[Stored items]
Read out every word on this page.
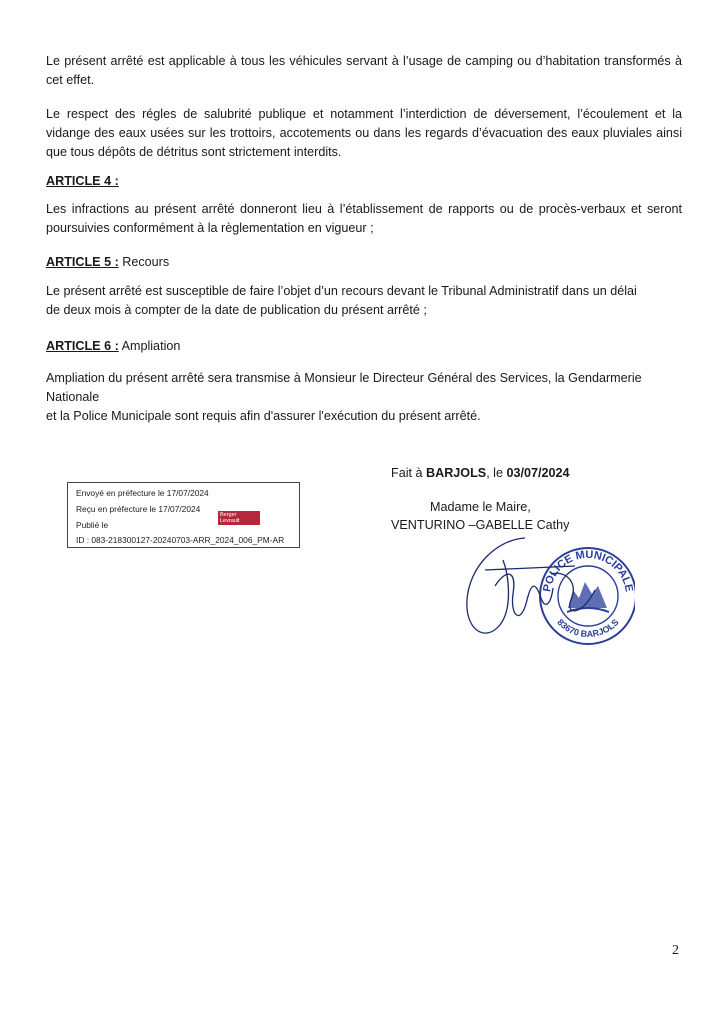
Le présent arrêté est applicable à tous les véhicules servant à l’usage de camping ou d’habitation transformés à cet effet.

Le respect des régles de salubrité publique et notamment l’interdiction de déversement, l’écoulement et la vidange des eaux usées sur les trottoirs, accotements ou dans les regards d’évacuation des eaux pluviales ainsi que tous dépôts de détritus sont strictement interdits.

ARTICLE 4 :

Les infractions au présent arrêté donneront lieu à l’établissement de rapports ou de procès-verbaux et seront poursuivies conformément à la règlementation en vigueur ;

ARTICLE 5 : Recours

Le présent arrêté est susceptible de faire l’objet d’un recours devant le Tribunal Administratif dans un délai
de deux mois à compter de la date de publication du présent arrêté ;

ARTICLE 6 : Ampliation

Ampliation du présent arrêté sera transmise à Monsieur le Directeur Général des Services, la Gendarmerie Nationale
et la Police Municipale sont requis afin d'assurer l'exécution du présent arrêté.
Fait à BARJOLS, le 03/07/2024
Madame le Maire,
VENTURINO –GABELLE Cathy
Envoyé en préfecture le 17/07/2024
Reçu en préfecture le 17/07/2024
Publié le
ID : 083-218300127-20240703-ARR_2024_006_PM-AR
Berger
Levrault
POLICE MUNICIPALE
83670 BARJOLS
2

## GOAL OF THE EXERCISE
Omitting all images, print the listing exactly.

## RIGHT ANSWER
Read out every word on this page.
Le présent arrêté est applicable à tous les véhicules servant à l’usage de camping ou d’habitation transformés à cet effet.

Le respect des régles de salubrité publique et notamment l’interdiction de déversement, l’écoulement et la vidange des eaux usées sur les trottoirs, accotements ou dans les regards d’évacuation des eaux pluviales ainsi que tous dépôts de détritus sont strictement interdits.

ARTICLE 4 :

Les infractions au présent arrêté donneront lieu à l’établissement de rapports ou de procès-verbaux et seront poursuivies conformément à la règlementation en vigueur ;

ARTICLE 5 : Recours

Le présent arrêté est susceptible de faire l’objet d’un recours devant le Tribunal Administratif dans un délai
de deux mois à compter de la date de publication du présent arrêté ;

ARTICLE 6 : Ampliation

Ampliation du présent arrêté sera transmise à Monsieur le Directeur Général des Services, la Gendarmerie Nationale
et la Police Municipale sont requis afin d'assurer l'exécution du présent arrêté.
Fait à BARJOLS, le 03/07/2024
Madame le Maire,
VENTURINO –GABELLE Cathy
Envoyé en préfecture le 17/07/2024
Reçu en préfecture le 17/07/2024
Publié le
ID : 083-218300127-20240703-ARR_2024_006_PM-AR
Berger
Levrault
POLICE MUNICIPALE
83670 BARJOLS
2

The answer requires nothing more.